• [Given instruction]
Repeat the data word for word. Do not include the pictures.

• [Source records]
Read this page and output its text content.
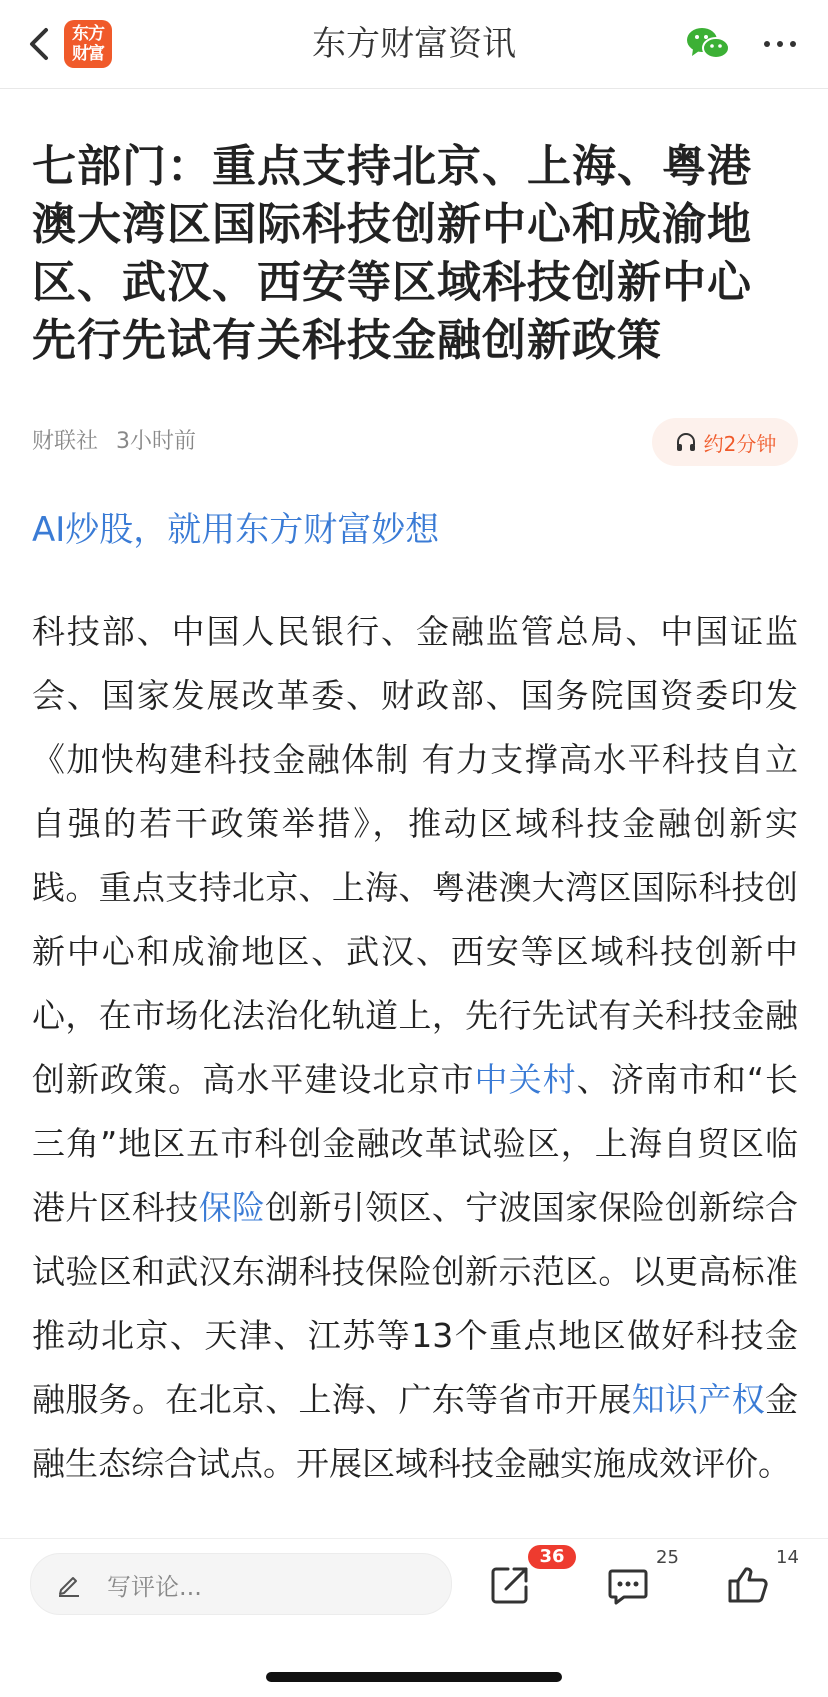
东方财富	东方财富资讯
七部门：重点支持北京、上海、粤港澳大湾区国际科技创新中心和成渝地区、武汉、西安等区域科技创新中心先行先试有关科技金融创新政策
财联社 3小时前	约2分钟
AI炒股，就用东方财富妙想
科技部、中国人民银行、金融监管总局、中国证监会、国家发展改革委、财政部、国务院国资委印发《加快构建科技金融体制 有力支撑高水平科技自立自强的若干政策举措》，推动区域科技金融创新实践。重点支持北京、上海、粤港澳大湾区国际科技创新中心和成渝地区、武汉、西安等区域科技创新中心，在市场化法治化轨道上，先行先试有关科技金融创新政策。高水平建设北京市中关村、济南市和“长三角”地区五市科创金融改革试验区，上海自贸区临港片区科技保险创新引领区、宁波国家保险创新综合试验区和武汉东湖科技保险创新示范区。以更高标准推动北京、天津、江苏等13个重点地区做好科技金融服务。在北京、上海、广东等省市开展知识产权金融生态综合试点。开展区域科技金融实施成效评价。
写评论...
36	25	14
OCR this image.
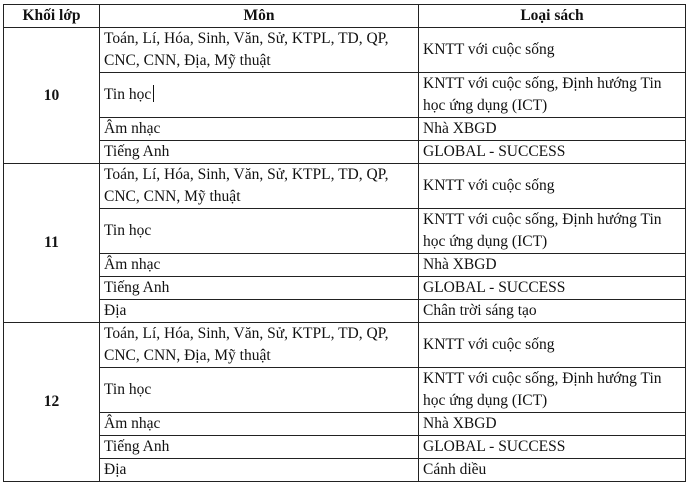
Khối lớp	Môn	Loại sách
10	Toán, Lí, Hóa, Sinh, Văn, Sử, KTPL, TD, QP, CNC, CNN, Địa, Mỹ thuật	KNTT với cuộc sống
	Tin học	KNTT với cuộc sống, Định hướng Tin học ứng dụng (ICT)
	Âm nhạc	Nhà XBGD
	Tiếng Anh	GLOBAL - SUCCESS
11	Toán, Lí, Hóa, Sinh, Văn, Sử, KTPL, TD, QP, CNC, CNN, Mỹ thuật	KNTT với cuộc sống
	Tin học	KNTT với cuộc sống, Định hướng Tin học ứng dụng (ICT)
	Âm nhạc	Nhà XBGD
	Tiếng Anh	GLOBAL - SUCCESS
	Địa	Chân trời sáng tạo
12	Toán, Lí, Hóa, Sinh, Văn, Sử, KTPL, TD, QP, CNC, CNN, Địa, Mỹ thuật	KNTT với cuộc sống
	Tin học	KNTT với cuộc sống, Định hướng Tin học ứng dụng (ICT)
	Âm nhạc	Nhà XBGD
	Tiếng Anh	GLOBAL - SUCCESS
	Địa	Cánh diều
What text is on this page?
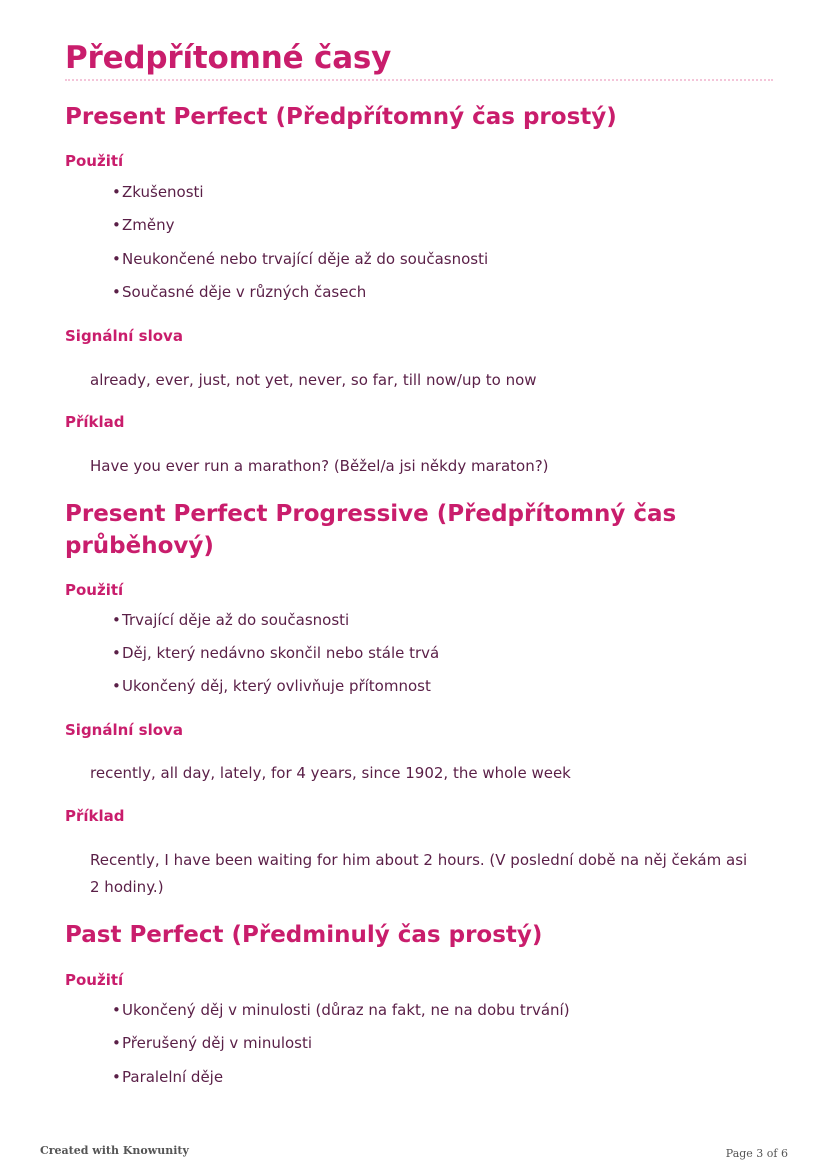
Předpřítomné časy
Present Perfect (Předpřítomný čas prostý)
Použití
•Zkušenosti
•Změny
•Neukončené nebo trvající děje až do současnosti
•Současné děje v různých časech
Signální slova
already, ever, just, not yet, never, so far, till now/up to now
Příklad
Have you ever run a marathon? (Běžel/a jsi někdy maraton?)
Present Perfect Progressive (Předpřítomný čas
průběhový)
Použití
•Trvající děje až do současnosti
•Děj, který nedávno skončil nebo stále trvá
•Ukončený děj, který ovlivňuje přítomnost
Signální slova
recently, all day, lately, for 4 years, since 1902, the whole week
Příklad
Recently, I have been waiting for him about 2 hours. (V poslední době na něj čekám asi
2 hodiny.)
Past Perfect (Předminulý čas prostý)
Použití
•Ukončený děj v minulosti (důraz na fakt, ne na dobu trvání)
•Přerušený děj v minulosti
•Paralelní děje
Created with Knowunity	Page 3 of 6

• [Correct response]
Read this page and output its text content.
东方财富	东方财富资讯
七部门：重点支持北京、上海、粤港澳大湾区国际科技创新中心和成渝地区、武汉、西安等区域科技创新中心先行先试有关科技金融创新政策
财联社 3小时前	约2分钟
AI炒股，就用东方财富妙想
科技部、中国人民银行、金融监管总局、中国证监会、国家发展改革委、财政部、国务院国资委印发《加快构建科技金融体制 有力支撑高水平科技自立自强的若干政策举措》，推动区域科技金融创新实践。重点支持北京、上海、粤港澳大湾区国际科技创新中心和成渝地区、武汉、西安等区域科技创新中心，在市场化法治化轨道上，先行先试有关科技金融创新政策。高水平建设北京市中关村、济南市和“长三角”地区五市科创金融改革试验区，上海自贸区临港片区科技保险创新引领区、宁波国家保险创新综合试验区和武汉东湖科技保险创新示范区。以更高标准推动北京、天津、江苏等13个重点地区做好科技金融服务。在北京、上海、广东等省市开展知识产权金融生态综合试点。开展区域科技金融实施成效评价。
写评论...
36	25	14
OCR this image.
Khối lớp	Môn	Loại sách
10	Toán, Lí, Hóa, Sinh, Văn, Sử, KTPL, TD, QP, CNC, CNN, Địa, Mỹ thuật	KNTT với cuộc sống
	Tin học	KNTT với cuộc sống, Định hướng Tin học ứng dụng (ICT)
	Âm nhạc	Nhà XBGD
	Tiếng Anh	GLOBAL - SUCCESS
11	Toán, Lí, Hóa, Sinh, Văn, Sử, KTPL, TD, QP, CNC, CNN, Mỹ thuật	KNTT với cuộc sống
	Tin học	KNTT với cuộc sống, Định hướng Tin học ứng dụng (ICT)
	Âm nhạc	Nhà XBGD
	Tiếng Anh	GLOBAL - SUCCESS
	Địa	Chân trời sáng tạo
12	Toán, Lí, Hóa, Sinh, Văn, Sử, KTPL, TD, QP, CNC, CNN, Địa, Mỹ thuật	KNTT với cuộc sống
	Tin học	KNTT với cuộc sống, Định hướng Tin học ứng dụng (ICT)
	Âm nhạc	Nhà XBGD
	Tiếng Anh	GLOBAL - SUCCESS
	Địa	Cánh diều
What text is on this page?
Předpřítomné časy
Present Perfect (Předpřítomný čas prostý)
Použití
•Zkušenosti
•Změny
•Neukončené nebo trvající děje až do současnosti
•Současné děje v různých časech
Signální slova
already, ever, just, not yet, never, so far, till now/up to now
Příklad
Have you ever run a marathon? (Běžel/a jsi někdy maraton?)
Present Perfect Progressive (Předpřítomný čas
průběhový)
Použití
•Trvající děje až do současnosti
•Děj, který nedávno skončil nebo stále trvá
•Ukončený děj, který ovlivňuje přítomnost
Signální slova
recently, all day, lately, for 4 years, since 1902, the whole week
Příklad
Recently, I have been waiting for him about 2 hours. (V poslední době na něj čekám asi
2 hodiny.)
Past Perfect (Předminulý čas prostý)
Použití
•Ukončený děj v minulosti (důraz na fakt, ne na dobu trvání)
•Přerušený děj v minulosti
•Paralelní děje
Created with Knowunity	Page 3 of 6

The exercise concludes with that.